* 課題
以下の行のうち、「most 100 elements.」を含む行から「candle-body: [606, 122, 613, 135]」を含む行まで（両端を含む）を、1行を1つの文字列とするJSONリストに整形してください。空行と画像は除いてください。

* 処理対象データ
★ ★ ★ ★ ★
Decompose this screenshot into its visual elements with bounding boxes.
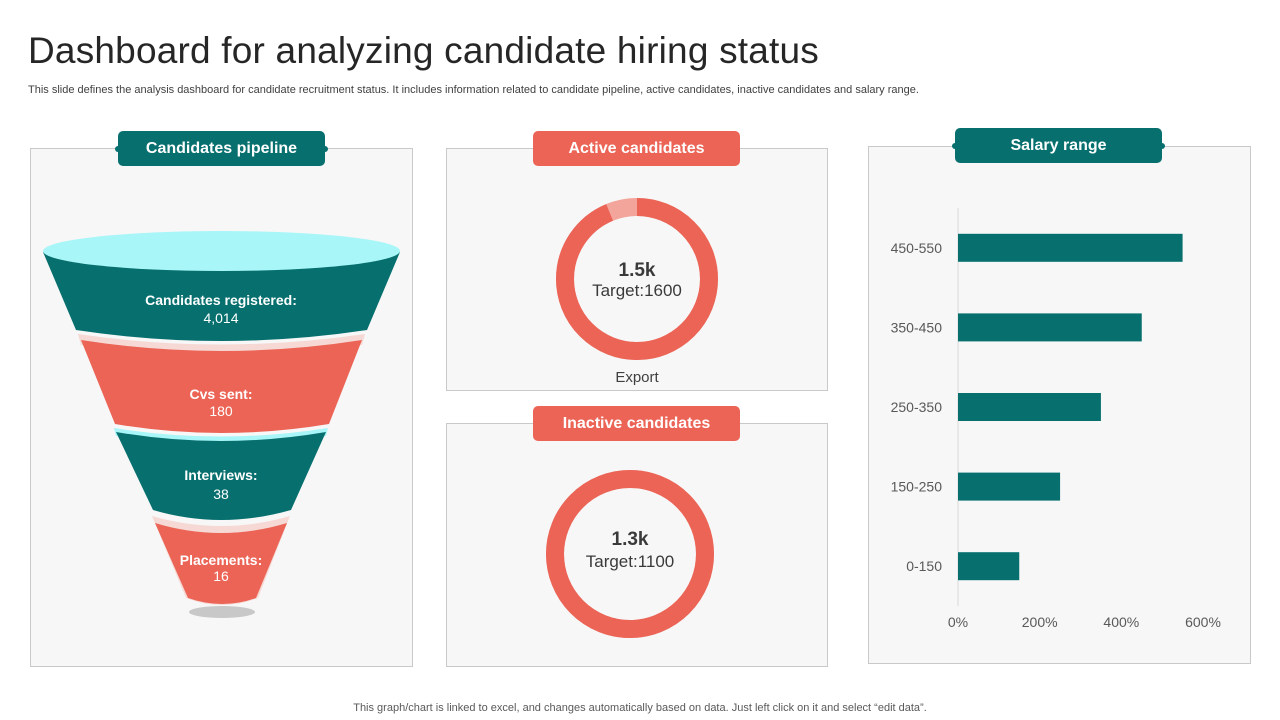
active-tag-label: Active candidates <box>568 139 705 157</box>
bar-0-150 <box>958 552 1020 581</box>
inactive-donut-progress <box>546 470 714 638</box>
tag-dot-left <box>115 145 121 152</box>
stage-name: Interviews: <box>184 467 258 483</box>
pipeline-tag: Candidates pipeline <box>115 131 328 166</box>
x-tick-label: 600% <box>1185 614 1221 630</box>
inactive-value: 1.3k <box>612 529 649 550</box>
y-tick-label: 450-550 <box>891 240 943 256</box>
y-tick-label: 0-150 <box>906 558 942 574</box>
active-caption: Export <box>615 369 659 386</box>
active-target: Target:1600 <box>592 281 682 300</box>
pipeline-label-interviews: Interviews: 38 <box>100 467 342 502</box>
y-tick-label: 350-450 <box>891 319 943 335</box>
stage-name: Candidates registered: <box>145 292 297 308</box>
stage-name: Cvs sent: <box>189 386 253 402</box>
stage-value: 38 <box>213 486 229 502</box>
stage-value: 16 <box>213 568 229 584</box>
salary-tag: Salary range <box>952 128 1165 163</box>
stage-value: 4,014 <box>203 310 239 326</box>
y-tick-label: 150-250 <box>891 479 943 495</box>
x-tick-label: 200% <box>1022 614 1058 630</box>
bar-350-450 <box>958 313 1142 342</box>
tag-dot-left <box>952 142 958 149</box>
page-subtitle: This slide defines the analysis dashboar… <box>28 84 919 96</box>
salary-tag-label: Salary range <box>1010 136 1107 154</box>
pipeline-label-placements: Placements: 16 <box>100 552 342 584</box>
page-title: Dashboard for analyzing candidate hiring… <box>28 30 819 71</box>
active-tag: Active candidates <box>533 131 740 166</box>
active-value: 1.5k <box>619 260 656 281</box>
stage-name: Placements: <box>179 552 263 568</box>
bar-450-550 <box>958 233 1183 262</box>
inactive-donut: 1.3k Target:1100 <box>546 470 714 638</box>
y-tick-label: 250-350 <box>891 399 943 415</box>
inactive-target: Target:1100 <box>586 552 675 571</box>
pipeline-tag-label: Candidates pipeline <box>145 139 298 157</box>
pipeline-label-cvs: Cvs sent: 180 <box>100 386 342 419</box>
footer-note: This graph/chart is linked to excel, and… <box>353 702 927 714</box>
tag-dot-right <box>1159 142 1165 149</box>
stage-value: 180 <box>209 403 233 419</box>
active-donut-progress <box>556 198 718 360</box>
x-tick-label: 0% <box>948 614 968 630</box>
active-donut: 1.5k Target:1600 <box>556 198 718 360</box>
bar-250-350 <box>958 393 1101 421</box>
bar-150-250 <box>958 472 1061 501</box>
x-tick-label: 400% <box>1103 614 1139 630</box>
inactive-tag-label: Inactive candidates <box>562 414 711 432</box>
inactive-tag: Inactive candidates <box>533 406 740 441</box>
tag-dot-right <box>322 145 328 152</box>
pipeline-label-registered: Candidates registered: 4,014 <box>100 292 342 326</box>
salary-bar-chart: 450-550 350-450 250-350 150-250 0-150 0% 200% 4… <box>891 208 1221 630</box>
★ ★ ★ ★ ★
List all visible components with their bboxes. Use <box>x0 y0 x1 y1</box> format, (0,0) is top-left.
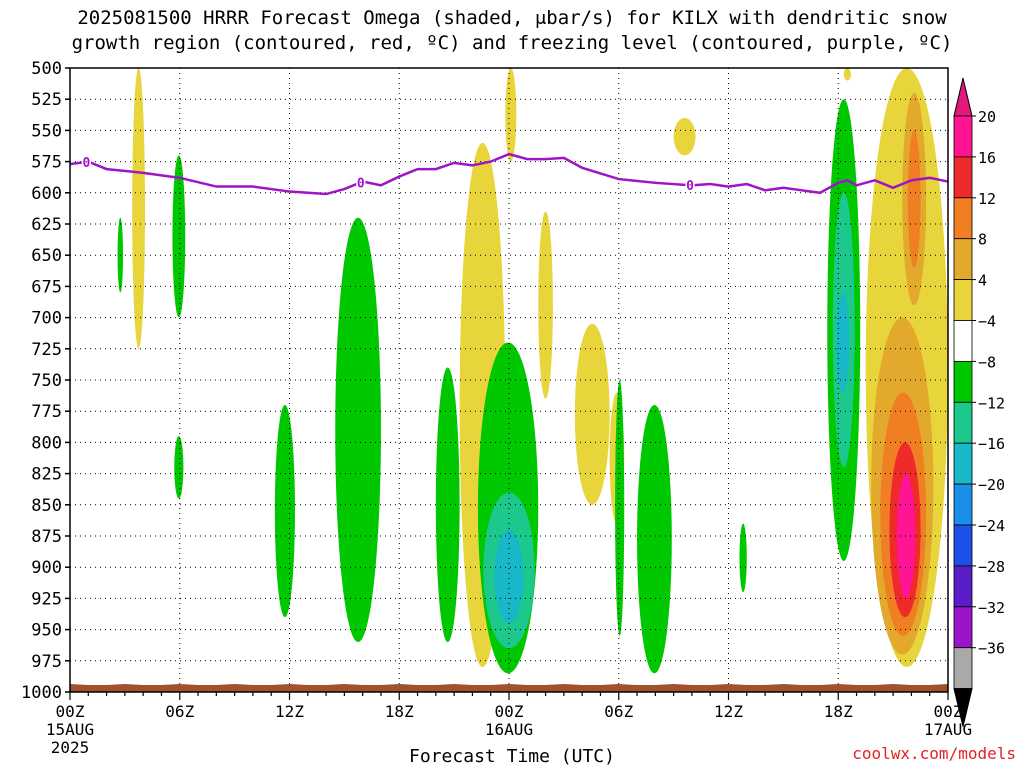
★ ★ ★ ★ ★
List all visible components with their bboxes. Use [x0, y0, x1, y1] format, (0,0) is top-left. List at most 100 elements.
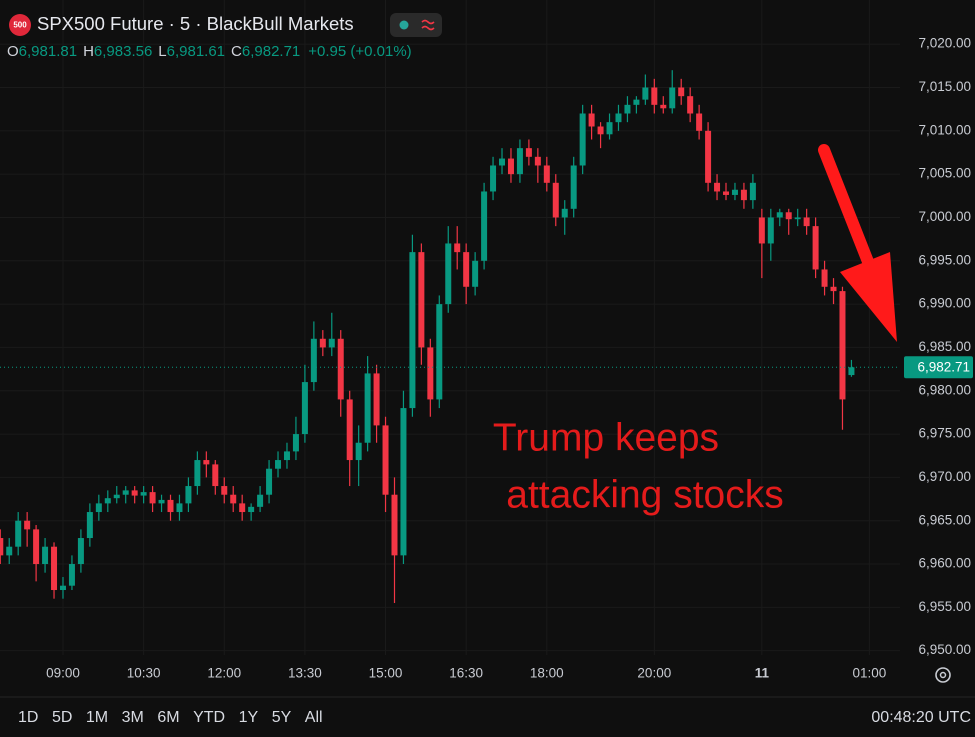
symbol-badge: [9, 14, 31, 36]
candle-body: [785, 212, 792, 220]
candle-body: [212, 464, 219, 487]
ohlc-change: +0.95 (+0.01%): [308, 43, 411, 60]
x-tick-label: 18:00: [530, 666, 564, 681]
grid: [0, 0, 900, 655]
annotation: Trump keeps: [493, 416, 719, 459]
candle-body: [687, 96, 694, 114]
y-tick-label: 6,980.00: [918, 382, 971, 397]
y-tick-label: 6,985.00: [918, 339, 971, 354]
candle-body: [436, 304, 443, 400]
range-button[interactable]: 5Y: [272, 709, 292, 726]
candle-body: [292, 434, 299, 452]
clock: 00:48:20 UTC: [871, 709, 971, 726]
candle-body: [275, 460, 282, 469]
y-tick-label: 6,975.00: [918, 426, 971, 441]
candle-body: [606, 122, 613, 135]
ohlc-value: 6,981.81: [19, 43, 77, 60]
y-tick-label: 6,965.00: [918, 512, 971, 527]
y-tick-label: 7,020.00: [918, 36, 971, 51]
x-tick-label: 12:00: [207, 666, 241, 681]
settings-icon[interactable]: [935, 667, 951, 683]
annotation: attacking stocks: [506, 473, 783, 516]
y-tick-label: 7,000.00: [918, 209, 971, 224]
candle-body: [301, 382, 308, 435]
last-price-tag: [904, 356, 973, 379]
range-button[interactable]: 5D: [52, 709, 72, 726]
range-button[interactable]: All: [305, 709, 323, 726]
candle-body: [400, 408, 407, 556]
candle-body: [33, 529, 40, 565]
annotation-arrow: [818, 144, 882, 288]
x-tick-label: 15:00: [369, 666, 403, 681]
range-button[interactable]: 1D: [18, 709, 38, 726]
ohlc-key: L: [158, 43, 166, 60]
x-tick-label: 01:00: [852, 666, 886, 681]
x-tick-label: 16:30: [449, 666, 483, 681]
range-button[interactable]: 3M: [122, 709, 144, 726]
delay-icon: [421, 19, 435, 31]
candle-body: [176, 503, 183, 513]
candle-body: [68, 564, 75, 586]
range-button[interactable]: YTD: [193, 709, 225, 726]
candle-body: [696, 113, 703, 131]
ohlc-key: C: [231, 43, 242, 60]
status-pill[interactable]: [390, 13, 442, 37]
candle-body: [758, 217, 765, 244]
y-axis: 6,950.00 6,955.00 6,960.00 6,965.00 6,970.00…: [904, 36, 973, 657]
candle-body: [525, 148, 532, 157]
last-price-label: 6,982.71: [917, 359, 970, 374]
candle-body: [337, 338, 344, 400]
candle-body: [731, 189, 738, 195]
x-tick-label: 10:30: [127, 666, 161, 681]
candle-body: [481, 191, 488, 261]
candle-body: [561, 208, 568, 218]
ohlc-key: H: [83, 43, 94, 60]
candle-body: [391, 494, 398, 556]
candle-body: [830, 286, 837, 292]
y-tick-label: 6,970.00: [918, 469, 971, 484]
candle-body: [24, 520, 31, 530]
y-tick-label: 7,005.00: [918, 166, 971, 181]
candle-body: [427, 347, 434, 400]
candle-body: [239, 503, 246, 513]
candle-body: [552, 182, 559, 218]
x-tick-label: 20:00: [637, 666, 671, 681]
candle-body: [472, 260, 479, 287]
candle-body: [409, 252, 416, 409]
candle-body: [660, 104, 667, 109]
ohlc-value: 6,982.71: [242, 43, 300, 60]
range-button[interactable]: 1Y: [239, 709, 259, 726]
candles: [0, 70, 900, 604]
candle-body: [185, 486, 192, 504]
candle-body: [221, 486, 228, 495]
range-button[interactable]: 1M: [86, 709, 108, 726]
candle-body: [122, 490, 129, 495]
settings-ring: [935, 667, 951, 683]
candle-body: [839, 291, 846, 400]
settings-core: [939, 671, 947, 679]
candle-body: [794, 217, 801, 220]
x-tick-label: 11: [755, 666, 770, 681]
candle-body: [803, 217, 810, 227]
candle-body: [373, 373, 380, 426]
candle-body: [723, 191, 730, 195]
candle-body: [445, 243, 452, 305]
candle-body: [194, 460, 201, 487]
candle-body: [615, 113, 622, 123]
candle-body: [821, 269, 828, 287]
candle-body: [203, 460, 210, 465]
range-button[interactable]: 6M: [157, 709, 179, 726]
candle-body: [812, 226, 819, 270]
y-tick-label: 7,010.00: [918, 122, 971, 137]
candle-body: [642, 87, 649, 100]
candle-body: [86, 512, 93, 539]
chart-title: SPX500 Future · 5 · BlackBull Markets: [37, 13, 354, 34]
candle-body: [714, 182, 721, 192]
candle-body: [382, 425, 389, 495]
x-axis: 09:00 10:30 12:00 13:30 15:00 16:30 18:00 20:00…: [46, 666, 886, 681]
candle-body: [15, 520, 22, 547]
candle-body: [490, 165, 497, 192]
★ ★ ★ ★ ★
* 解答
[
  "List all visible components with their bboxes. Use [x0, y0, x1, y1] format, (0,0) is top-left. List at most 100 elements.",
  "symbol-badge: [9, 14, 31, 36]",
  "candle-body: [785, 212, 792, 220]",
  "candle-body: [212, 464, 219, 487]",
  "ohlc-change: +0.95 (+0.01%): [308, 43, 411, 60]",
  "x-tick-label: 18:00: [530, 666, 564, 681]",
  "grid: [0, 0, 900, 655]",
  "annotation: Trump keeps: [493, 416, 719, 459]",
  "candle-body: [687, 96, 694, 114]",
  "y-tick-label: 6,980.00: [918, 382, 971, 397]",
  "y-tick-label: 6,985.00: [918, 339, 971, 354]",
  "candle-body: [436, 304, 443, 400]",
  "range-button[interactable]: 5Y: [272, 709, 292, 726]",
  "candle-body: [292, 434, 299, 452]",
  "clock: 00:48:20 UTC: [871, 709, 971, 726]",
  "candle-body: [275, 460, 282, 469]",
  "y-tick-label: 6,975.00: [918, 426, 971, 441]",
  "candle-body: [606, 122, 613, 135]"
]